**WHAT YOU HAVE TO DO**
The records below are to be quoted in full; please keep every word exact.

--- DATA ENTRIES ---

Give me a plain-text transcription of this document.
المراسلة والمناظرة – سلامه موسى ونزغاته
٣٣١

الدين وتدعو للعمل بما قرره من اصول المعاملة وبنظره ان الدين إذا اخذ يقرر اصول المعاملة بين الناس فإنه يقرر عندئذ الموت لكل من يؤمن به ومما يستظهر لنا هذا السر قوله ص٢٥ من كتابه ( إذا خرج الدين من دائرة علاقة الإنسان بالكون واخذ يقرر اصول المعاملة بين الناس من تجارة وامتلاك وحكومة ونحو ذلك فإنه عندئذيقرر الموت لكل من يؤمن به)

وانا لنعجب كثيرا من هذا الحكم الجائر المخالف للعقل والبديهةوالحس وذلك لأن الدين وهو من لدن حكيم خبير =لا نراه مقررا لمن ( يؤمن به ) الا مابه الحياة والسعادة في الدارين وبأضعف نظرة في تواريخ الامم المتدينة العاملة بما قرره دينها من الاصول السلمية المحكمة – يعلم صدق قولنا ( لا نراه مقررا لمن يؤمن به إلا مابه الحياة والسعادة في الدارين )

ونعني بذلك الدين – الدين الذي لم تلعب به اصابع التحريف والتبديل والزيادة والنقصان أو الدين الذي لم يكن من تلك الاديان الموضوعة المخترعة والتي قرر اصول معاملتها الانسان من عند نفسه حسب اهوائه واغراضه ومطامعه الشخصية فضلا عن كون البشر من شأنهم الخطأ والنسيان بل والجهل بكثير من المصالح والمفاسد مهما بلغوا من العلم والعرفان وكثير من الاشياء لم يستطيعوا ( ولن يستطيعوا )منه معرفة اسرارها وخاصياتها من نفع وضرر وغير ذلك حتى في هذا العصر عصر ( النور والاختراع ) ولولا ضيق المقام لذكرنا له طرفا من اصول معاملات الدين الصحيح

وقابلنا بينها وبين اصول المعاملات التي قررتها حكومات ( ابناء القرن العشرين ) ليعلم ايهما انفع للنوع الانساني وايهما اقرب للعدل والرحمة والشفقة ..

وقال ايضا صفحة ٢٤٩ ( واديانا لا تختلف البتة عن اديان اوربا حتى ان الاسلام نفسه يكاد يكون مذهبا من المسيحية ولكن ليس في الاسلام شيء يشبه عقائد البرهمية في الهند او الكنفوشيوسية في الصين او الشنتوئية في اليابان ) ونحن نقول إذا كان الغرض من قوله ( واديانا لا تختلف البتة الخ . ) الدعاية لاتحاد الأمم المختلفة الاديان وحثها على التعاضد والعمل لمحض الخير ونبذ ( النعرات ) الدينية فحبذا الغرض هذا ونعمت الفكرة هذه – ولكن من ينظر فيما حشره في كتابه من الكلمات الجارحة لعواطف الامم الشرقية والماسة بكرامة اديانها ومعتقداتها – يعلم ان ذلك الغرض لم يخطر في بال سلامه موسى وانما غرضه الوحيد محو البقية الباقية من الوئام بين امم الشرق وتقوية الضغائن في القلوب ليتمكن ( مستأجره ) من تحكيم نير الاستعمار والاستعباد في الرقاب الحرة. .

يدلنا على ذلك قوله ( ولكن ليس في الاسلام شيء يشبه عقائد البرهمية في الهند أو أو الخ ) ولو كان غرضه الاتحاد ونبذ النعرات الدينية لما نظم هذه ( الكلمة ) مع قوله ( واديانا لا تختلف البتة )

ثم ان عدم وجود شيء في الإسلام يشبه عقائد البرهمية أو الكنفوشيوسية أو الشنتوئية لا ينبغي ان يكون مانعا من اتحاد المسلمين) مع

---

**SOLUTION TO THE PROBLEM**
Give me a plain-text transcription of this document.
المراسلة والمناظرة – سلامه موسى ونزغاته
٣٣١

الدين وتدعو للعمل بما قرره من اصول المعاملة وبنظره ان الدين إذا اخذ يقرر اصول المعاملة بين الناس فإنه يقرر عندئذ الموت لكل من يؤمن به ومما يستظهر لنا هذا السر قوله ص٢٥ من كتابه ( إذا خرج الدين من دائرة علاقة الإنسان بالكون واخذ يقرر اصول المعاملة بين الناس من تجارة وامتلاك وحكومة ونحو ذلك فإنه عندئذيقرر الموت لكل من يؤمن به)

وانا لنعجب كثيرا من هذا الحكم الجائر المخالف للعقل والبديهةوالحس وذلك لأن الدين وهو من لدن حكيم خبير =لا نراه مقررا لمن ( يؤمن به ) الا مابه الحياة والسعادة في الدارين وبأضعف نظرة في تواريخ الامم المتدينة العاملة بما قرره دينها من الاصول السلمية المحكمة – يعلم صدق قولنا ( لا نراه مقررا لمن يؤمن به إلا مابه الحياة والسعادة في الدارين )

ونعني بذلك الدين – الدين الذي لم تلعب به اصابع التحريف والتبديل والزيادة والنقصان أو الدين الذي لم يكن من تلك الاديان الموضوعة المخترعة والتي قرر اصول معاملتها الانسان من عند نفسه حسب اهوائه واغراضه ومطامعه الشخصية فضلا عن كون البشر من شأنهم الخطأ والنسيان بل والجهل بكثير من المصالح والمفاسد مهما بلغوا من العلم والعرفان وكثير من الاشياء لم يستطيعوا ( ولن يستطيعوا )منه معرفة اسرارها وخاصياتها من نفع وضرر وغير ذلك حتى في هذا العصر عصر ( النور والاختراع ) ولولا ضيق المقام لذكرنا له طرفا من اصول معاملات الدين الصحيح

وقابلنا بينها وبين اصول المعاملات التي قررتها حكومات ( ابناء القرن العشرين ) ليعلم ايهما انفع للنوع الانساني وايهما اقرب للعدل والرحمة والشفقة ..

وقال ايضا صفحة ٢٤٩ ( واديانا لا تختلف البتة عن اديان اوربا حتى ان الاسلام نفسه يكاد يكون مذهبا من المسيحية ولكن ليس في الاسلام شيء يشبه عقائد البرهمية في الهند او الكنفوشيوسية في الصين او الشنتوئية في اليابان ) ونحن نقول إذا كان الغرض من قوله ( واديانا لا تختلف البتة الخ . ) الدعاية لاتحاد الأمم المختلفة الاديان وحثها على التعاضد والعمل لمحض الخير ونبذ ( النعرات ) الدينية فحبذا الغرض هذا ونعمت الفكرة هذه – ولكن من ينظر فيما حشره في كتابه من الكلمات الجارحة لعواطف الامم الشرقية والماسة بكرامة اديانها ومعتقداتها – يعلم ان ذلك الغرض لم يخطر في بال سلامه موسى وانما غرضه الوحيد محو البقية الباقية من الوئام بين امم الشرق وتقوية الضغائن في القلوب ليتمكن ( مستأجره ) من تحكيم نير الاستعمار والاستعباد في الرقاب الحرة. .

يدلنا على ذلك قوله ( ولكن ليس في الاسلام شيء يشبه عقائد البرهمية في الهند أو أو الخ ) ولو كان غرضه الاتحاد ونبذ النعرات الدينية لما نظم هذه ( الكلمة ) مع قوله ( واديانا لا تختلف البتة )

ثم ان عدم وجود شيء في الإسلام يشبه عقائد البرهمية أو الكنفوشيوسية أو الشنتوئية لا ينبغي ان يكون مانعا من اتحاد المسلمين) مع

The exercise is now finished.